_Records from a collection_
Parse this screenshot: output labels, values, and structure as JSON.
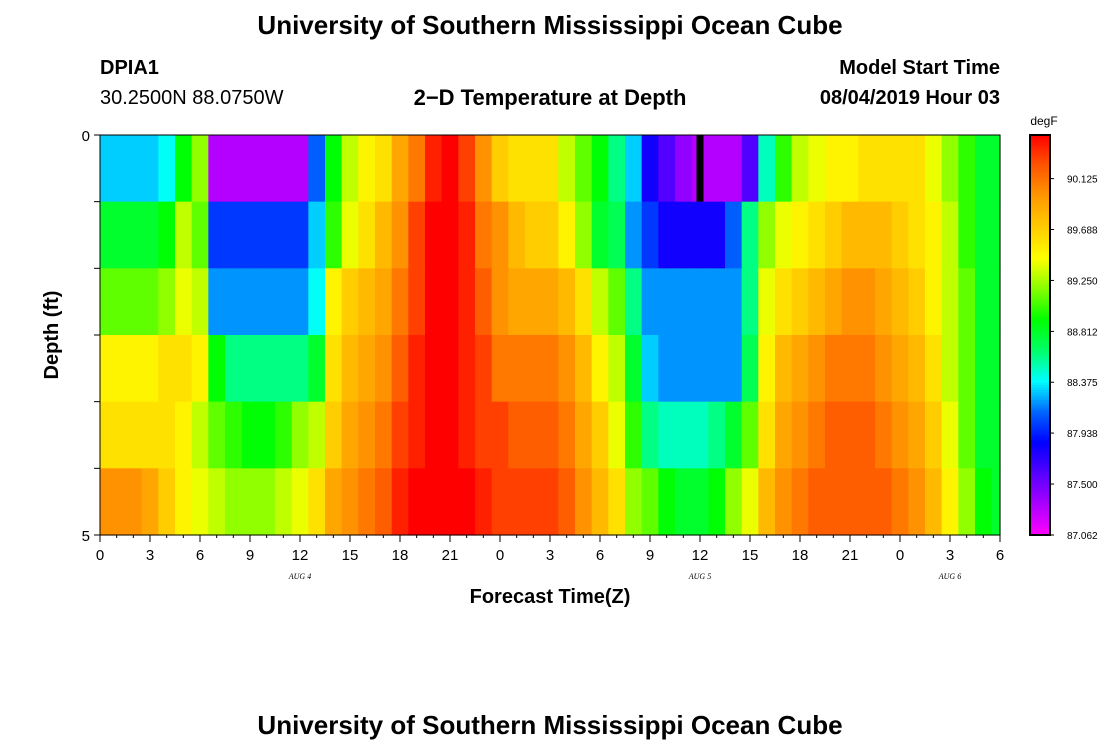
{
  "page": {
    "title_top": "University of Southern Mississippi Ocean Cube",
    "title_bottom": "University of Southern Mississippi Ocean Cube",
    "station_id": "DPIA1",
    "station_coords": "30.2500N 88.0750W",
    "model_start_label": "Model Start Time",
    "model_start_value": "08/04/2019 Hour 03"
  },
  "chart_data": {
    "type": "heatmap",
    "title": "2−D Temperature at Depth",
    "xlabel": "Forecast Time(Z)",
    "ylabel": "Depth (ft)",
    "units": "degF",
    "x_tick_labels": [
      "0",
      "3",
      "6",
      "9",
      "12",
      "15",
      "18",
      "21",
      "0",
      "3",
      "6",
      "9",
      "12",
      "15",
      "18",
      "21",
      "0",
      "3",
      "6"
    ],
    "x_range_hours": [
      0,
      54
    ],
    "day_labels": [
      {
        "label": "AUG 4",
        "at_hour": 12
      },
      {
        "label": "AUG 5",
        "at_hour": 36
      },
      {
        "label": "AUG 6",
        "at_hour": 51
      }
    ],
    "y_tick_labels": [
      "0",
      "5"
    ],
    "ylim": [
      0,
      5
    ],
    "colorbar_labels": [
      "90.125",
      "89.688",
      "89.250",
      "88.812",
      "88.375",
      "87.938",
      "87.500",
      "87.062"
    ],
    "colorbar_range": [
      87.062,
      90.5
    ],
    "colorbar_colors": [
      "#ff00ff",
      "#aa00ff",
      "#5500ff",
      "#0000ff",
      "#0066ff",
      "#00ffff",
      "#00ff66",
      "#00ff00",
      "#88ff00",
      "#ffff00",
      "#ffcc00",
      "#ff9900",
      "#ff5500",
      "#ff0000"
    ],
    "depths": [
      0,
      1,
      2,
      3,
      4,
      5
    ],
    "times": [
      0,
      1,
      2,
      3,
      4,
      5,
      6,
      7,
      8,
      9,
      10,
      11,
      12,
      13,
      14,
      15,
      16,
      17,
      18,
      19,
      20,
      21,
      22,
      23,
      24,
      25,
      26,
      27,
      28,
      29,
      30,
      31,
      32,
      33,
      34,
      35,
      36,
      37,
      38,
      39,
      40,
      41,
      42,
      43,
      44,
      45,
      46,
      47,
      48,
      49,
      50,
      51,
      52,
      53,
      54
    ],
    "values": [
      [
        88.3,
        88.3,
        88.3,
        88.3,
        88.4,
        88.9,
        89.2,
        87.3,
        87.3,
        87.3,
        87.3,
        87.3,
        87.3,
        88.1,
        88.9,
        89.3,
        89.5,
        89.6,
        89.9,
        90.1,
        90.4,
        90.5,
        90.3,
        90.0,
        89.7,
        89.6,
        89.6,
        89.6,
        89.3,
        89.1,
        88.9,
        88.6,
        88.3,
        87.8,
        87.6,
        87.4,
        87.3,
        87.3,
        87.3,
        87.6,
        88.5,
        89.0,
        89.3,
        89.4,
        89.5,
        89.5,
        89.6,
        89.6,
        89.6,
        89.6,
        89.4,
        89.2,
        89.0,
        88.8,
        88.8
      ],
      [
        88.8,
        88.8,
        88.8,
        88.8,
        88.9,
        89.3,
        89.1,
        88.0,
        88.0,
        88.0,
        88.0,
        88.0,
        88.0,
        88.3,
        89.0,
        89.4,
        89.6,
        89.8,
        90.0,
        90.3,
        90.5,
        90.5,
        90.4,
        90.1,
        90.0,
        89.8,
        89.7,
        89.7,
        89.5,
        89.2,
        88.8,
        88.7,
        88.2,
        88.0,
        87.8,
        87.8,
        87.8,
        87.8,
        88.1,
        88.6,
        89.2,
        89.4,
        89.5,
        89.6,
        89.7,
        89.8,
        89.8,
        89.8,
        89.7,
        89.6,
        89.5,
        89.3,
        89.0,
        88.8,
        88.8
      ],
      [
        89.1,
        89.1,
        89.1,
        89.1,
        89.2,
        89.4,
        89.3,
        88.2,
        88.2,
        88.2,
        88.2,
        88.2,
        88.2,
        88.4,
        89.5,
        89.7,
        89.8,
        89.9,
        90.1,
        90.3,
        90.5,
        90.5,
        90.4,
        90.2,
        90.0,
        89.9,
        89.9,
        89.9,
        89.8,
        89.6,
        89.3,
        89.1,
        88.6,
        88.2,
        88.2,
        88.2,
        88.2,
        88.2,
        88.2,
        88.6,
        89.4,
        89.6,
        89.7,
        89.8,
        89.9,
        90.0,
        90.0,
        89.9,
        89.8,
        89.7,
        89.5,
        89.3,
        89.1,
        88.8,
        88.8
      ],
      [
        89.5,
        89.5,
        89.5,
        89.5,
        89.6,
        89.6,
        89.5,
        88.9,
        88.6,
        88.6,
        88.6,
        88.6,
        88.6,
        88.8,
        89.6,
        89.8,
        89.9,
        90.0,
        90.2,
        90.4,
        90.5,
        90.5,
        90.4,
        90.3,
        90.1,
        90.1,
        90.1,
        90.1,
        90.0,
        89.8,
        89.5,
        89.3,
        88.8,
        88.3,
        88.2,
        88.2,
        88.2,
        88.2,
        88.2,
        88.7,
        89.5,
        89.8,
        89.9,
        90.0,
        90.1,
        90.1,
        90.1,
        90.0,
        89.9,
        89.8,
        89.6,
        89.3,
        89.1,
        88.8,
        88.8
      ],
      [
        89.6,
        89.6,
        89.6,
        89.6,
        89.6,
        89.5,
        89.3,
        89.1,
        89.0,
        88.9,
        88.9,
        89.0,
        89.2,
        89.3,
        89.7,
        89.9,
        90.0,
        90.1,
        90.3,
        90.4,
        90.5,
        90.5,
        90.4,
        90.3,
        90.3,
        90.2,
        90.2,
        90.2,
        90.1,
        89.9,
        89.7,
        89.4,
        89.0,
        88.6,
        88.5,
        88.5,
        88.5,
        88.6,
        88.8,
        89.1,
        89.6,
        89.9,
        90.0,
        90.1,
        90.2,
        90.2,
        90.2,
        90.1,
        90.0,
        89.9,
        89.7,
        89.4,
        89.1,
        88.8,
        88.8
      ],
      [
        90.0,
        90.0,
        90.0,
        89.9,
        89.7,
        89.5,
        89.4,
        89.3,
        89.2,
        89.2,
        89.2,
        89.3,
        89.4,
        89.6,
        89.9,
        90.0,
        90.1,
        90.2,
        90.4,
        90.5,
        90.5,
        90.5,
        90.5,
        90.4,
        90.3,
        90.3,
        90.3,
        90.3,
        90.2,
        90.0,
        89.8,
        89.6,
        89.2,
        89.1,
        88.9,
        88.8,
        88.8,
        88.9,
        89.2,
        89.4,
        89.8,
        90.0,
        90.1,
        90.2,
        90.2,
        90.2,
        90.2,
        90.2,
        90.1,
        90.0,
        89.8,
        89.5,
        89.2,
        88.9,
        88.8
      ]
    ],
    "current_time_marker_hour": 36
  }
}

_Task to carry out_
Reproduce every line of the material precisely, omitting its pictures.

_Answer to the task_
Parse this screenshot: output labels, values, and structure as JSON.
{
  "page": {
    "title_top": "University of Southern Mississippi Ocean Cube",
    "title_bottom": "University of Southern Mississippi Ocean Cube",
    "station_id": "DPIA1",
    "station_coords": "30.2500N 88.0750W",
    "model_start_label": "Model Start Time",
    "model_start_value": "08/04/2019 Hour 03"
  },
  "chart_data": {
    "type": "heatmap",
    "title": "2−D Temperature at Depth",
    "xlabel": "Forecast Time(Z)",
    "ylabel": "Depth (ft)",
    "units": "degF",
    "x_tick_labels": [
      "0",
      "3",
      "6",
      "9",
      "12",
      "15",
      "18",
      "21",
      "0",
      "3",
      "6",
      "9",
      "12",
      "15",
      "18",
      "21",
      "0",
      "3",
      "6"
    ],
    "x_range_hours": [
      0,
      54
    ],
    "day_labels": [
      {
        "label": "AUG 4",
        "at_hour": 12
      },
      {
        "label": "AUG 5",
        "at_hour": 36
      },
      {
        "label": "AUG 6",
        "at_hour": 51
      }
    ],
    "y_tick_labels": [
      "0",
      "5"
    ],
    "ylim": [
      0,
      5
    ],
    "colorbar_labels": [
      "90.125",
      "89.688",
      "89.250",
      "88.812",
      "88.375",
      "87.938",
      "87.500",
      "87.062"
    ],
    "colorbar_range": [
      87.062,
      90.5
    ],
    "colorbar_colors": [
      "#ff00ff",
      "#aa00ff",
      "#5500ff",
      "#0000ff",
      "#0066ff",
      "#00ffff",
      "#00ff66",
      "#00ff00",
      "#88ff00",
      "#ffff00",
      "#ffcc00",
      "#ff9900",
      "#ff5500",
      "#ff0000"
    ],
    "depths": [
      0,
      1,
      2,
      3,
      4,
      5
    ],
    "times": [
      0,
      1,
      2,
      3,
      4,
      5,
      6,
      7,
      8,
      9,
      10,
      11,
      12,
      13,
      14,
      15,
      16,
      17,
      18,
      19,
      20,
      21,
      22,
      23,
      24,
      25,
      26,
      27,
      28,
      29,
      30,
      31,
      32,
      33,
      34,
      35,
      36,
      37,
      38,
      39,
      40,
      41,
      42,
      43,
      44,
      45,
      46,
      47,
      48,
      49,
      50,
      51,
      52,
      53,
      54
    ],
    "values": [
      [
        88.3,
        88.3,
        88.3,
        88.3,
        88.4,
        88.9,
        89.2,
        87.3,
        87.3,
        87.3,
        87.3,
        87.3,
        87.3,
        88.1,
        88.9,
        89.3,
        89.5,
        89.6,
        89.9,
        90.1,
        90.4,
        90.5,
        90.3,
        90.0,
        89.7,
        89.6,
        89.6,
        89.6,
        89.3,
        89.1,
        88.9,
        88.6,
        88.3,
        87.8,
        87.6,
        87.4,
        87.3,
        87.3,
        87.3,
        87.6,
        88.5,
        89.0,
        89.3,
        89.4,
        89.5,
        89.5,
        89.6,
        89.6,
        89.6,
        89.6,
        89.4,
        89.2,
        89.0,
        88.8,
        88.8
      ],
      [
        88.8,
        88.8,
        88.8,
        88.8,
        88.9,
        89.3,
        89.1,
        88.0,
        88.0,
        88.0,
        88.0,
        88.0,
        88.0,
        88.3,
        89.0,
        89.4,
        89.6,
        89.8,
        90.0,
        90.3,
        90.5,
        90.5,
        90.4,
        90.1,
        90.0,
        89.8,
        89.7,
        89.7,
        89.5,
        89.2,
        88.8,
        88.7,
        88.2,
        88.0,
        87.8,
        87.8,
        87.8,
        87.8,
        88.1,
        88.6,
        89.2,
        89.4,
        89.5,
        89.6,
        89.7,
        89.8,
        89.8,
        89.8,
        89.7,
        89.6,
        89.5,
        89.3,
        89.0,
        88.8,
        88.8
      ],
      [
        89.1,
        89.1,
        89.1,
        89.1,
        89.2,
        89.4,
        89.3,
        88.2,
        88.2,
        88.2,
        88.2,
        88.2,
        88.2,
        88.4,
        89.5,
        89.7,
        89.8,
        89.9,
        90.1,
        90.3,
        90.5,
        90.5,
        90.4,
        90.2,
        90.0,
        89.9,
        89.9,
        89.9,
        89.8,
        89.6,
        89.3,
        89.1,
        88.6,
        88.2,
        88.2,
        88.2,
        88.2,
        88.2,
        88.2,
        88.6,
        89.4,
        89.6,
        89.7,
        89.8,
        89.9,
        90.0,
        90.0,
        89.9,
        89.8,
        89.7,
        89.5,
        89.3,
        89.1,
        88.8,
        88.8
      ],
      [
        89.5,
        89.5,
        89.5,
        89.5,
        89.6,
        89.6,
        89.5,
        88.9,
        88.6,
        88.6,
        88.6,
        88.6,
        88.6,
        88.8,
        89.6,
        89.8,
        89.9,
        90.0,
        90.2,
        90.4,
        90.5,
        90.5,
        90.4,
        90.3,
        90.1,
        90.1,
        90.1,
        90.1,
        90.0,
        89.8,
        89.5,
        89.3,
        88.8,
        88.3,
        88.2,
        88.2,
        88.2,
        88.2,
        88.2,
        88.7,
        89.5,
        89.8,
        89.9,
        90.0,
        90.1,
        90.1,
        90.1,
        90.0,
        89.9,
        89.8,
        89.6,
        89.3,
        89.1,
        88.8,
        88.8
      ],
      [
        89.6,
        89.6,
        89.6,
        89.6,
        89.6,
        89.5,
        89.3,
        89.1,
        89.0,
        88.9,
        88.9,
        89.0,
        89.2,
        89.3,
        89.7,
        89.9,
        90.0,
        90.1,
        90.3,
        90.4,
        90.5,
        90.5,
        90.4,
        90.3,
        90.3,
        90.2,
        90.2,
        90.2,
        90.1,
        89.9,
        89.7,
        89.4,
        89.0,
        88.6,
        88.5,
        88.5,
        88.5,
        88.6,
        88.8,
        89.1,
        89.6,
        89.9,
        90.0,
        90.1,
        90.2,
        90.2,
        90.2,
        90.1,
        90.0,
        89.9,
        89.7,
        89.4,
        89.1,
        88.8,
        88.8
      ],
      [
        90.0,
        90.0,
        90.0,
        89.9,
        89.7,
        89.5,
        89.4,
        89.3,
        89.2,
        89.2,
        89.2,
        89.3,
        89.4,
        89.6,
        89.9,
        90.0,
        90.1,
        90.2,
        90.4,
        90.5,
        90.5,
        90.5,
        90.5,
        90.4,
        90.3,
        90.3,
        90.3,
        90.3,
        90.2,
        90.0,
        89.8,
        89.6,
        89.2,
        89.1,
        88.9,
        88.8,
        88.8,
        88.9,
        89.2,
        89.4,
        89.8,
        90.0,
        90.1,
        90.2,
        90.2,
        90.2,
        90.2,
        90.2,
        90.1,
        90.0,
        89.8,
        89.5,
        89.2,
        88.9,
        88.8
      ]
    ],
    "current_time_marker_hour": 36
  }
}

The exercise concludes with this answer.